### MATERIAL PROVIDED
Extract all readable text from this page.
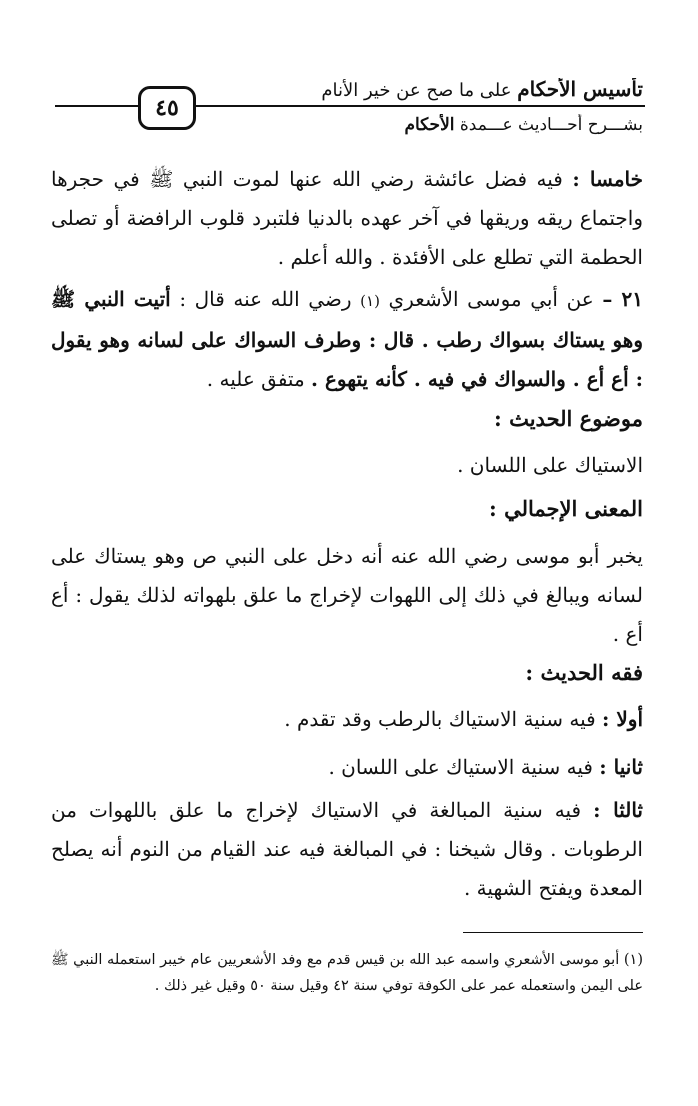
تأسيس الأحكام على ما صح عن خير الأنام
٤٥
بشـــرح أحـــاديث عـــمدة الأحكام
خامسا : فيه فضل عائشة رضي الله عنها لموت النبي ﷺ في حجرها واجتماع ريقه وريقها في آخر عهده بالدنيا فلتبرد قلوب الرافضة أو تصلى الحطمة التي تطلع على الأفئدة . والله أعلم .
٢١ – عن أبي موسى الأشعري (١) رضي الله عنه قال : أتيت النبي ﷺ وهو يستاك بسواك رطب . قال : وطرف السواك على لسانه وهو يقول : أع أع . والسواك في فيه . كأنه يتهوع . متفق عليه .
موضوع الحديث :
الاستياك على اللسان .
المعنى الإجمالي :
يخبر أبو موسى رضي الله عنه أنه دخل على النبي ص وهو يستاك على لسانه ويبالغ في ذلك إلى اللهوات لإخراج ما علق بلهواته لذلك يقول : أع أع .
فقه الحديث :
أولا : فيه سنية الاستياك بالرطب وقد تقدم .
ثانيا : فيه سنية الاستياك على اللسان .
ثالثا : فيه سنية المبالغة في الاستياك لإخراج ما علق باللهوات من الرطوبات . وقال شيخنا : في المبالغة فيه عند القيام من النوم أنه يصلح المعدة ويفتح الشهية .
(١) أبو موسى الأشعري واسمه عبد الله بن قيس قدم مع وفد الأشعريين عام خيبر استعمله النبي ﷺ على اليمن واستعمله عمر على الكوفة توفي سنة ٤٢ وقيل سنة ٥٠ وقيل غير ذلك .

### SET PROBLEM
Copy each line above where the string "النبي" occurs.

### THE REPLY
خامسا : فيه فضل عائشة رضي الله عنها لموت النبي ﷺ في حجرها واجتماع ريقه وريقها في آخر عهده بالدنيا فلتبرد قلوب الرافضة أو تصلى الحطمة التي تطلع على الأفئدة . والله أعلم .
٢١ – عن أبي موسى الأشعري (١) رضي الله عنه قال : أتيت النبي ﷺ وهو يستاك بسواك رطب . قال : وطرف السواك على لسانه وهو يقول : أع أع . والسواك في فيه . كأنه يتهوع . متفق عليه .
يخبر أبو موسى رضي الله عنه أنه دخل على النبي ص وهو يستاك على لسانه ويبالغ في ذلك إلى اللهوات لإخراج ما علق بلهواته لذلك يقول : أع أع .
(١) أبو موسى الأشعري واسمه عبد الله بن قيس قدم مع وفد الأشعريين عام خيبر استعمله النبي ﷺ على اليمن واستعمله عمر على الكوفة توفي سنة ٤٢ وقيل سنة ٥٠ وقيل غير ذلك .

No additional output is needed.